*SET TASK:* Filter the listing below and copy out every line that contains the string "arrow". Match it case-sensitively.
::::::::::
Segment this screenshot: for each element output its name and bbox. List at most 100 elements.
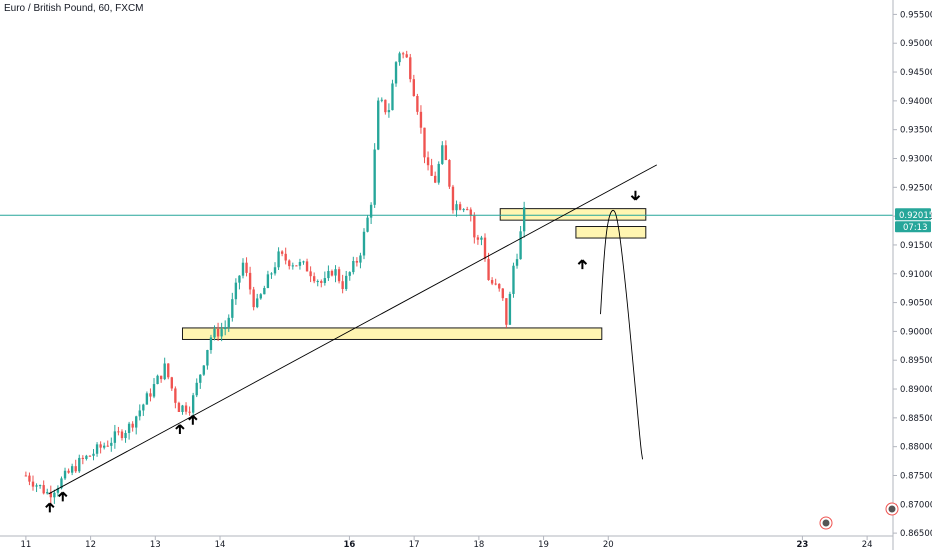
candle-body bbox=[252, 289, 255, 308]
candle-body bbox=[270, 273, 273, 275]
candle bbox=[142, 403, 145, 416]
candle bbox=[216, 322, 220, 342]
candle-body bbox=[295, 265, 298, 267]
candle bbox=[288, 259, 291, 270]
candle bbox=[156, 374, 159, 385]
y-tick-label: 0.88500 bbox=[900, 414, 932, 424]
candle bbox=[191, 392, 195, 420]
candle-body bbox=[188, 411, 191, 413]
candle-body bbox=[209, 337, 213, 351]
candle bbox=[327, 265, 330, 281]
candle-body bbox=[110, 442, 113, 446]
candle-body bbox=[394, 62, 398, 84]
candle-body bbox=[501, 288, 504, 299]
candle bbox=[384, 99, 387, 115]
candle-body bbox=[70, 466, 74, 473]
candle-body bbox=[135, 416, 138, 428]
candle bbox=[67, 468, 70, 474]
candle bbox=[462, 208, 465, 213]
candle bbox=[74, 459, 77, 473]
candle bbox=[263, 285, 266, 295]
candle-body bbox=[323, 278, 327, 283]
candle bbox=[373, 143, 376, 208]
candle-body bbox=[67, 470, 70, 473]
candle-body bbox=[78, 457, 81, 472]
candle-body bbox=[387, 110, 391, 113]
candle-body bbox=[220, 329, 223, 337]
candle bbox=[227, 314, 230, 332]
candle bbox=[494, 278, 497, 286]
candle-body bbox=[92, 453, 95, 456]
x-tick-label: 18 bbox=[473, 540, 484, 550]
candle bbox=[426, 151, 430, 171]
y-tick-label: 0.94000 bbox=[900, 97, 932, 107]
zone-2 bbox=[575, 226, 647, 239]
candle bbox=[466, 206, 469, 211]
candle bbox=[398, 51, 401, 66]
candle bbox=[220, 322, 223, 342]
zone-3 bbox=[181, 327, 603, 340]
candle bbox=[448, 159, 451, 189]
candle bbox=[206, 349, 209, 370]
candle bbox=[106, 440, 109, 447]
candle-body bbox=[63, 470, 67, 479]
candle bbox=[273, 262, 277, 276]
projection-path bbox=[600, 209, 644, 460]
candle-body bbox=[124, 432, 127, 439]
candle bbox=[409, 53, 412, 83]
candle-body bbox=[409, 57, 412, 80]
candle bbox=[394, 61, 398, 87]
candle bbox=[120, 429, 124, 441]
candle-body bbox=[352, 260, 355, 273]
candle bbox=[352, 256, 355, 275]
candle-body bbox=[195, 382, 198, 396]
candle bbox=[430, 158, 433, 176]
candle bbox=[159, 375, 163, 383]
candle bbox=[419, 105, 423, 134]
candle bbox=[170, 376, 173, 391]
candle-body bbox=[238, 275, 241, 283]
candle-body bbox=[302, 261, 305, 263]
current-price-tag bbox=[895, 208, 931, 221]
candle bbox=[163, 357, 166, 381]
candle bbox=[70, 463, 74, 476]
candle bbox=[362, 228, 366, 260]
candle-body bbox=[512, 265, 515, 294]
candle-body bbox=[152, 384, 156, 397]
candle-body bbox=[170, 377, 173, 389]
candle bbox=[24, 471, 28, 477]
candle-body bbox=[419, 111, 423, 128]
arrow-up-icon bbox=[175, 424, 185, 434]
candle-body bbox=[95, 444, 99, 454]
candle-body bbox=[248, 272, 252, 290]
x-tick-label: 12 bbox=[85, 540, 96, 550]
candle-body bbox=[405, 54, 408, 58]
candle-body bbox=[256, 298, 259, 308]
candle-body bbox=[458, 204, 462, 210]
candle bbox=[412, 74, 416, 97]
candle-body bbox=[508, 293, 512, 325]
candle bbox=[405, 50, 408, 58]
candle-body bbox=[366, 217, 369, 232]
candle bbox=[512, 262, 515, 298]
candle bbox=[56, 485, 60, 497]
candle-body bbox=[46, 492, 49, 494]
candle bbox=[202, 365, 206, 376]
candle bbox=[46, 488, 49, 495]
trendline bbox=[48, 164, 658, 495]
candle bbox=[522, 201, 526, 238]
candle bbox=[416, 93, 419, 115]
candle-body bbox=[441, 145, 444, 164]
arrow-up-icon bbox=[577, 259, 588, 270]
candle bbox=[238, 275, 241, 290]
candle-body bbox=[483, 237, 487, 259]
candle bbox=[127, 421, 131, 440]
candle-body bbox=[227, 317, 230, 328]
candle bbox=[359, 252, 362, 269]
candle bbox=[487, 252, 490, 281]
candle bbox=[519, 226, 522, 260]
candle bbox=[458, 201, 462, 211]
y-tick-label: 0.95000 bbox=[900, 39, 932, 49]
candle bbox=[88, 455, 92, 457]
::::::::::
*WRITTEN ANSWER:*
arrow-up-icon bbox=[175, 424, 185, 434]
arrow-up-icon bbox=[577, 259, 588, 270]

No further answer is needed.